Короткая задача 1:
Оформите нумерованным списком строки листинга от самого начала до строки с «text-line: ومهنا ساكت», включая обе крайние и пропуская пустые.

Текст для чтения:

Если бы во времени, так же как и в про­странстве,
существовали степени высоты,то я искренне убежден в том,
что высо­чайшим временем оказалось бы то,
кото­рое минуло между 1640-1660 годами.

Томас Гоббс

История человечества знает даты, высоко поднятые над чередой не только лет, но и столетий, даты, которыми отмечены битвы народов за свободу. Одной из них является Великая английская революция середины XVII века.

Это был поистине героический период в истории английского народа, обогатившего своим революционным творчеством сокровищницу всемирно-исторического опыта освободительной борь­бы. Из этой сокровищницы революционной мысли и революционного действия черпали исторические уроки социальные и по­литические мыслители последующих времен, причем не только в Англии, но и далеко за ее пределами. К ним обращались круп­нейшие умы европейского Просвещения, «отцы» конституции Соединенных Штатов Америки и члены революционного Кон­вента времен Великой французской революции.

В качестве первой социальной революции европейского масштаба, провозгласившей политические принципы нового, буржуазного общества, шедшего на смену феодальному старому порядку, «Великий мятеж» в Англии выражал в то время в гораздо большей степени потребности Европы, нежели потребно­сти самой Англии, которая, кстати, в плане сугубо экономическом отнюдь не была самым развитым ее ареалом. Но именно в этом и заключается типологический смысл этой революции в ряду социальных революций, ей предшествовавших и за ней последовавших.

В качестве социально-политического переворота, доведенно­го до конца, т. е. завершившегося уничтожением монархии и установлением республиканского строя, эта революция, невзи­рая на последовавшую за этим реставрацию политических структур и видимое сохранение старых социальных структур, провела столь глубокую борозду в истории этой страны, что в действительности сделала необратимым процесс становления буржуазных общественно-политических порядков в Европе в целом. Именно поэтому и провозглашенные ею политические принципы стали историческим достоянием новоевропейской цивилизации.

Если же от выяснения всемирно-исторического значения революции середины XVII века обратиться к определению ее места в истории самой Англии, то необходимо указать на два решающей важности момента. Во-первых, без учета первого акта [5] революционного переворота в 40-х годах XVII века невозможно объяснить то обстоятельство, как быстро страна эта созрела для «второго его акта» - революции 1688-1689 гг., превратившей Англию в конституционную парламентарную монархию, и, во- вторых, почему именно Англия стала родиной промышленной революции XVIII века. Поскольку речь идет о первом из ука­занных моментов, то нельзя не видеть причинно-следствен­ной связи между двумя английскими революциями XVII ве­ка: революция 1688-1689 гг. не была бы столь «легкой», бескровной и «славной», если бы ей не предшествовала револю­ция, отличавшаяся невероятно ожесточенным сопротивлением ее врагов, растянувшаяся на десятилетие и потребовавшая для достижения победы героических усилий восставших, их кро­вопролитной борьбы с приверженцами абсолютизма Стюартов в ходе двух гражданских войн. Не видеть этой связи - значит оставаться в плену стереотипов вигского исторического мышления XIX века.

Листинг к заданию:
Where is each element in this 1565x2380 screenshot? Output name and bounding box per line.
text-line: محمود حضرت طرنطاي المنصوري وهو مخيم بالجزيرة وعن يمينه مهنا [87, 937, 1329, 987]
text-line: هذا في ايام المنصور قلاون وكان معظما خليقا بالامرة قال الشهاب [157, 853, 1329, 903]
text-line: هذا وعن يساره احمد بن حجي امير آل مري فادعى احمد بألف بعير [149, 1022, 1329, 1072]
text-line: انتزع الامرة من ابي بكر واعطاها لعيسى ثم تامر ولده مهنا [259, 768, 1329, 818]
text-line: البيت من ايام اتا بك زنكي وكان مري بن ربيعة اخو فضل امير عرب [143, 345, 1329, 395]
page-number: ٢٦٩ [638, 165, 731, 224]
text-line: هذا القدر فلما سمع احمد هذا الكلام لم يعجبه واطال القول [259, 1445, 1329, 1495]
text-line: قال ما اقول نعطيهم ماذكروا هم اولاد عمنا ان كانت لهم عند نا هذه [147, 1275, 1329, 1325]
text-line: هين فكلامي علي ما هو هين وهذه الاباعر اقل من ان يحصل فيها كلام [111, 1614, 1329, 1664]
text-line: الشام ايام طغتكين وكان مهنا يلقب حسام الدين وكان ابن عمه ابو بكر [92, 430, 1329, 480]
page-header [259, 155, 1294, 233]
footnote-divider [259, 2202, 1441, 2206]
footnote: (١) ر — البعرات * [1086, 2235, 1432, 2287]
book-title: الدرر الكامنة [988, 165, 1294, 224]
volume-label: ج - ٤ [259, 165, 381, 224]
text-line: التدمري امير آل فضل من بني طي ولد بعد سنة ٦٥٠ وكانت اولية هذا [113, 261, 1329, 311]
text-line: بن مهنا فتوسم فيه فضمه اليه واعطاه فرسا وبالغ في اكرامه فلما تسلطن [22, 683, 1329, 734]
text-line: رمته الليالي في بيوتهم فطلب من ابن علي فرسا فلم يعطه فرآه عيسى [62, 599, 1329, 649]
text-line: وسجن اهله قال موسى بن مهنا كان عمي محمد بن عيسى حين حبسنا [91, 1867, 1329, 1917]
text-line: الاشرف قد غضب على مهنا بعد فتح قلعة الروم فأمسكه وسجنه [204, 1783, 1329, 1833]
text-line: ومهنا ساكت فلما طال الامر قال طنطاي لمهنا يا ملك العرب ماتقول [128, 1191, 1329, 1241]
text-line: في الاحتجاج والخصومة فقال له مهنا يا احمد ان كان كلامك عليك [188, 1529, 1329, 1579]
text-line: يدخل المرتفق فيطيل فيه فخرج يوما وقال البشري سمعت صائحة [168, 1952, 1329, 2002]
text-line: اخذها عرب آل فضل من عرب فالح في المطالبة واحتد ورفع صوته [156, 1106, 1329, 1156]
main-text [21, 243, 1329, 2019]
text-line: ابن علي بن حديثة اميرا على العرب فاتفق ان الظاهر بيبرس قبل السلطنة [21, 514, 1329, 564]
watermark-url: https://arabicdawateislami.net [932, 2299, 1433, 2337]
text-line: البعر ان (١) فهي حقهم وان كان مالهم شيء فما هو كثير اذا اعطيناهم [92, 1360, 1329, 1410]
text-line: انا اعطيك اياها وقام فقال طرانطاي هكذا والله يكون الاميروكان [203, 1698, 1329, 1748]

Короткая задача 2:
Ответьте по тексту о Великой английской революции:
(а) Какие годы Томас Гоббс назвал бы «высочайшим временем»?
(б) Какая революция превратила Англию в конституционную парламентарную монархию?
(в) Родиной какой революции, по тексту, стала Англия?

Полный ответ 1:
1. Where is each element in this 1565x2380 screenshot? Output name and bounding box per line.
2. text-line: محمود حضرت طرنطاي المنصوري وهو مخيم بالجزيرة وعن يمينه مهنا [87, 937, 1329, 987]
3. text-line: هذا في ايام المنصور قلاون وكان معظما خليقا بالامرة قال الشهاب [157, 853, 1329, 903]
4. text-line: هذا وعن يساره احمد بن حجي امير آل مري فادعى احمد بألف بعير [149, 1022, 1329, 1072]
5. text-line: انتزع الامرة من ابي بكر واعطاها لعيسى ثم تامر ولده مهنا [259, 768, 1329, 818]
6. text-line: البيت من ايام اتا بك زنكي وكان مري بن ربيعة اخو فضل امير عرب [143, 345, 1329, 395]
7. page-number: ٢٦٩ [638, 165, 731, 224]
8. text-line: هذا القدر فلما سمع احمد هذا الكلام لم يعجبه واطال القول [259, 1445, 1329, 1495]
9. text-line: قال ما اقول نعطيهم ماذكروا هم اولاد عمنا ان كانت لهم عند نا هذه [147, 1275, 1329, 1325]
10. text-line: هين فكلامي علي ما هو هين وهذه الاباعر اقل من ان يحصل فيها كلام [111, 1614, 1329, 1664]
11. text-line: الشام ايام طغتكين وكان مهنا يلقب حسام الدين وكان ابن عمه ابو بكر [92, 430, 1329, 480]
12. page-header [259, 155, 1294, 233]
13. footnote-divider [259, 2202, 1441, 2206]
14. footnote: (١) ر — البعرات * [1086, 2235, 1432, 2287]
15. book-title: الدرر الكامنة [988, 165, 1294, 224]
16. volume-label: ج - ٤ [259, 165, 381, 224]
17. text-line: التدمري امير آل فضل من بني طي ولد بعد سنة ٦٥٠ وكانت اولية هذا [113, 261, 1329, 311]
18. text-line: بن مهنا فتوسم فيه فضمه اليه واعطاه فرسا وبالغ في اكرامه فلما تسلطن [22, 683, 1329, 734]
19. text-line: رمته الليالي في بيوتهم فطلب من ابن علي فرسا فلم يعطه فرآه عيسى [62, 599, 1329, 649]
20. text-line: وسجن اهله قال موسى بن مهنا كان عمي محمد بن عيسى حين حبسنا [91, 1867, 1329, 1917]
21. text-line: الاشرف قد غضب على مهنا بعد فتح قلعة الروم فأمسكه وسجنه [204, 1783, 1329, 1833]
22. text-line: ومهنا ساكت فلما طال الامر قال طنطاي لمهنا يا ملك العرب ماتقول [128, 1191, 1329, 1241]

Полный ответ 2:
(а) Годы между 1640 и 1660.
(б) Революция 1688-1689 гг.
(в) Промышленной революции XVIII века.